───── RECORDS FOR PROCESSING

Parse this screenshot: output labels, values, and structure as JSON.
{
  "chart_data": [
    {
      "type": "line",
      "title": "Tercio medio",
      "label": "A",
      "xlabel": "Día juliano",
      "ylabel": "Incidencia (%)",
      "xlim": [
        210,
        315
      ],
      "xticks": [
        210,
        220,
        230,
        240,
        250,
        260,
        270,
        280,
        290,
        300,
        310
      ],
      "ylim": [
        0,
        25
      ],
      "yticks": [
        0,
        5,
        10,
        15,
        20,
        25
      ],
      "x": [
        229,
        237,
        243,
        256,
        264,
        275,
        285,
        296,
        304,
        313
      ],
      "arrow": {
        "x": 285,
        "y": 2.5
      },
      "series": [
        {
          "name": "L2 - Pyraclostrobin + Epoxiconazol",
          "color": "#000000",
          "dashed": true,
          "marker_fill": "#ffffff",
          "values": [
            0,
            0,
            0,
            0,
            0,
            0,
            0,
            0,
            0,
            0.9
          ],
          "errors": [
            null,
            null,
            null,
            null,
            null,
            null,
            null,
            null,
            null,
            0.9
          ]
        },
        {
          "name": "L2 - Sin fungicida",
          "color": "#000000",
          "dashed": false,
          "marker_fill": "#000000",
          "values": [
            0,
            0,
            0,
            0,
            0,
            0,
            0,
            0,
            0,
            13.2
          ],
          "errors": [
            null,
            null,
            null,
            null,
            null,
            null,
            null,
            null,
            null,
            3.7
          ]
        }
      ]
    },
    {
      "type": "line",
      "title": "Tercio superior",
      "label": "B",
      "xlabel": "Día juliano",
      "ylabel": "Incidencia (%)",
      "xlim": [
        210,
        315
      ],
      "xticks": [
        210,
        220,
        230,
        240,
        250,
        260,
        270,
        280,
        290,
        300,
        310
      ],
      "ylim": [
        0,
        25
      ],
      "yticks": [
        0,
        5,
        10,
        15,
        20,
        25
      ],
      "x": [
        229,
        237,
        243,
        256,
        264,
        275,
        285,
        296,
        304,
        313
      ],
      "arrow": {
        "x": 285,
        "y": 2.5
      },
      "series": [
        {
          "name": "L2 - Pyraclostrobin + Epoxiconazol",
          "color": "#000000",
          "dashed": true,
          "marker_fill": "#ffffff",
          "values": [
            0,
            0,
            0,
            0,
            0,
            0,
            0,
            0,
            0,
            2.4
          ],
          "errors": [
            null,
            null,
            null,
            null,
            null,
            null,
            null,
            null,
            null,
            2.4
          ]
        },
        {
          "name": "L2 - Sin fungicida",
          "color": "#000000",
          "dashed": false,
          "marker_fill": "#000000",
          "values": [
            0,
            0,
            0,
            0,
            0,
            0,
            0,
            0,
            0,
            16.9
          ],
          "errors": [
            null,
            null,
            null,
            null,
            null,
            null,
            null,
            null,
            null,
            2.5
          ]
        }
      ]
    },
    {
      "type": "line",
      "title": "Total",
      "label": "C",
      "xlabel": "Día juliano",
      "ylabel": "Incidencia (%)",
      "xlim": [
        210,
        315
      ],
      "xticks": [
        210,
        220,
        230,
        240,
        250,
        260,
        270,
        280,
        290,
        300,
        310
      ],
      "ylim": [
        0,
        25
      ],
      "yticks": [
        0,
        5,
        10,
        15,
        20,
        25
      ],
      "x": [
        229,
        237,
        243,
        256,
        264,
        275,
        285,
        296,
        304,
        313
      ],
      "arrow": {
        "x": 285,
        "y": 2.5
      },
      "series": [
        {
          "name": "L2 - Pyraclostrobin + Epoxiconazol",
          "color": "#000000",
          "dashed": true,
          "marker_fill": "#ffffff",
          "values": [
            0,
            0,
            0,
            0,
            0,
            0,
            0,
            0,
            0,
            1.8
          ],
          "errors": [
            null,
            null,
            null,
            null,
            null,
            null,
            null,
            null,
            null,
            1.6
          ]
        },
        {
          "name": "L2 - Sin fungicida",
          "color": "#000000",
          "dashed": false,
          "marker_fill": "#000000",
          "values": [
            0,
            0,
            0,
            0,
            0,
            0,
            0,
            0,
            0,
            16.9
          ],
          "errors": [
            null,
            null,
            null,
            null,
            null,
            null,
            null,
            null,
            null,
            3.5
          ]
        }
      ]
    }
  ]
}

──────────

GIVEN TASK
Transcribe every entry verbatim.

FULL SOLUTION
Parse this screenshot: output labels, values, and structure as JSON.
{
  "chart_data": [
    {
      "type": "line",
      "title": "Tercio medio",
      "label": "A",
      "xlabel": "Día juliano",
      "ylabel": "Incidencia (%)",
      "xlim": [
        210,
        315
      ],
      "xticks": [
        210,
        220,
        230,
        240,
        250,
        260,
        270,
        280,
        290,
        300,
        310
      ],
      "ylim": [
        0,
        25
      ],
      "yticks": [
        0,
        5,
        10,
        15,
        20,
        25
      ],
      "x": [
        229,
        237,
        243,
        256,
        264,
        275,
        285,
        296,
        304,
        313
      ],
      "arrow": {
        "x": 285,
        "y": 2.5
      },
      "series": [
        {
          "name": "L2 - Pyraclostrobin + Epoxiconazol",
          "color": "#000000",
          "dashed": true,
          "marker_fill": "#ffffff",
          "values": [
            0,
            0,
            0,
            0,
            0,
            0,
            0,
            0,
            0,
            0.9
          ],
          "errors": [
            null,
            null,
            null,
            null,
            null,
            null,
            null,
            null,
            null,
            0.9
          ]
        },
        {
          "name": "L2 - Sin fungicida",
          "color": "#000000",
          "dashed": false,
          "marker_fill": "#000000",
          "values": [
            0,
            0,
            0,
            0,
            0,
            0,
            0,
            0,
            0,
            13.2
          ],
          "errors": [
            null,
            null,
            null,
            null,
            null,
            null,
            null,
            null,
            null,
            3.7
          ]
        }
      ]
    },
    {
      "type": "line",
      "title": "Tercio superior",
      "label": "B",
      "xlabel": "Día juliano",
      "ylabel": "Incidencia (%)",
      "xlim": [
        210,
        315
      ],
      "xticks": [
        210,
        220,
        230,
        240,
        250,
        260,
        270,
        280,
        290,
        300,
        310
      ],
      "ylim": [
        0,
        25
      ],
      "yticks": [
        0,
        5,
        10,
        15,
        20,
        25
      ],
      "x": [
        229,
        237,
        243,
        256,
        264,
        275,
        285,
        296,
        304,
        313
      ],
      "arrow": {
        "x": 285,
        "y": 2.5
      },
      "series": [
        {
          "name": "L2 - Pyraclostrobin + Epoxiconazol",
          "color": "#000000",
          "dashed": true,
          "marker_fill": "#ffffff",
          "values": [
            0,
            0,
            0,
            0,
            0,
            0,
            0,
            0,
            0,
            2.4
          ],
          "errors": [
            null,
            null,
            null,
            null,
            null,
            null,
            null,
            null,
            null,
            2.4
          ]
        },
        {
          "name": "L2 - Sin fungicida",
          "color": "#000000",
          "dashed": false,
          "marker_fill": "#000000",
          "values": [
            0,
            0,
            0,
            0,
            0,
            0,
            0,
            0,
            0,
            16.9
          ],
          "errors": [
            null,
            null,
            null,
            null,
            null,
            null,
            null,
            null,
            null,
            2.5
          ]
        }
      ]
    },
    {
      "type": "line",
      "title": "Total",
      "label": "C",
      "xlabel": "Día juliano",
      "ylabel": "Incidencia (%)",
      "xlim": [
        210,
        315
      ],
      "xticks": [
        210,
        220,
        230,
        240,
        250,
        260,
        270,
        280,
        290,
        300,
        310
      ],
      "ylim": [
        0,
        25
      ],
      "yticks": [
        0,
        5,
        10,
        15,
        20,
        25
      ],
      "x": [
        229,
        237,
        243,
        256,
        264,
        275,
        285,
        296,
        304,
        313
      ],
      "arrow": {
        "x": 285,
        "y": 2.5
      },
      "series": [
        {
          "name": "L2 - Pyraclostrobin + Epoxiconazol",
          "color": "#000000",
          "dashed": true,
          "marker_fill": "#ffffff",
          "values": [
            0,
            0,
            0,
            0,
            0,
            0,
            0,
            0,
            0,
            1.8
          ],
          "errors": [
            null,
            null,
            null,
            null,
            null,
            null,
            null,
            null,
            null,
            1.6
          ]
        },
        {
          "name": "L2 - Sin fungicida",
          "color": "#000000",
          "dashed": false,
          "marker_fill": "#000000",
          "values": [
            0,
            0,
            0,
            0,
            0,
            0,
            0,
            0,
            0,
            16.9
          ],
          "errors": [
            null,
            null,
            null,
            null,
            null,
            null,
            null,
            null,
            null,
            3.5
          ]
        }
      ]
    }
  ]
}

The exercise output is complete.